→ Brief
Each line of the material below that holds the word "Комплекс" needs to be copied.

→ Rows from a dataset
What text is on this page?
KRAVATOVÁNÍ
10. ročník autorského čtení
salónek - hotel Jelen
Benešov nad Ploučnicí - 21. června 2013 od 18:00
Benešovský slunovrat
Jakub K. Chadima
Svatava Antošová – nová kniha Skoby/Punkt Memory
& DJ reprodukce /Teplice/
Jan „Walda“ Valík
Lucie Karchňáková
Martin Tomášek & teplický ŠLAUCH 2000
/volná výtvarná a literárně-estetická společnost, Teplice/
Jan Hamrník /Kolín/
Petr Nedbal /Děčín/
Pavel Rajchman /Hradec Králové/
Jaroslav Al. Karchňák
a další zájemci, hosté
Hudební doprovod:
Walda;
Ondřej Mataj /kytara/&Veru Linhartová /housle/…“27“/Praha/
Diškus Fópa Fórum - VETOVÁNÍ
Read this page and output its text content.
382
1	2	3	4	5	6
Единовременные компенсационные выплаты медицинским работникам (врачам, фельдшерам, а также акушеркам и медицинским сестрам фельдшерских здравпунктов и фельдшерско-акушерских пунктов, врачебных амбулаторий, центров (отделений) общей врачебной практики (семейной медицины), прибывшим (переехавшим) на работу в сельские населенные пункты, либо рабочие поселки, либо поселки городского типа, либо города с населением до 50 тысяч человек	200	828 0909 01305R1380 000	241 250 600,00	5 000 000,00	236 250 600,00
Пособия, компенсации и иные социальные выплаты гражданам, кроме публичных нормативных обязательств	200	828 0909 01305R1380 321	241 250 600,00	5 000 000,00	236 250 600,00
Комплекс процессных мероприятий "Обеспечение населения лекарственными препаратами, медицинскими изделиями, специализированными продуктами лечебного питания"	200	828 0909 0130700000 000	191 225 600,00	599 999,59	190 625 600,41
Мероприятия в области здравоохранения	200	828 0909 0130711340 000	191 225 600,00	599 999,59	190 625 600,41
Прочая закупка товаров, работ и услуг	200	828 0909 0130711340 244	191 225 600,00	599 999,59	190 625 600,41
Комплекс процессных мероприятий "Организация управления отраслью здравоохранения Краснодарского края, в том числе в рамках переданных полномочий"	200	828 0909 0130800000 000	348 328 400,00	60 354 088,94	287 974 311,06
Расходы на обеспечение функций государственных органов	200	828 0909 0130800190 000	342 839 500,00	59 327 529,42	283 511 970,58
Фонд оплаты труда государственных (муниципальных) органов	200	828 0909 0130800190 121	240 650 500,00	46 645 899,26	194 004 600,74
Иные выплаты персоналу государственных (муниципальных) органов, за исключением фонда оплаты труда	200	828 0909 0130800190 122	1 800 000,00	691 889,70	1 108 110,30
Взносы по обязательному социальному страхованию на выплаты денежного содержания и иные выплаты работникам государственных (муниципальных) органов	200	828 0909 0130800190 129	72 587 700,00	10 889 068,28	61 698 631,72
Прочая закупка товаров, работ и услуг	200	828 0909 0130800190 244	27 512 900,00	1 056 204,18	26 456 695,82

→ Response
Комплекс процессных мероприятий "Обеспечение населения лекарственными препаратами, медицинскими изделиями, специализированными продуктами лечебного питания"	200	828 0909 0130700000 000	191 225 600,00	599 999,59	190 625 600,41
Комплекс процессных мероприятий "Организация управления отраслью здравоохранения Краснодарского края, в том числе в рамках переданных полномочий"	200	828 0909 0130800000 000	348 328 400,00	60 354 088,94	287 974 311,06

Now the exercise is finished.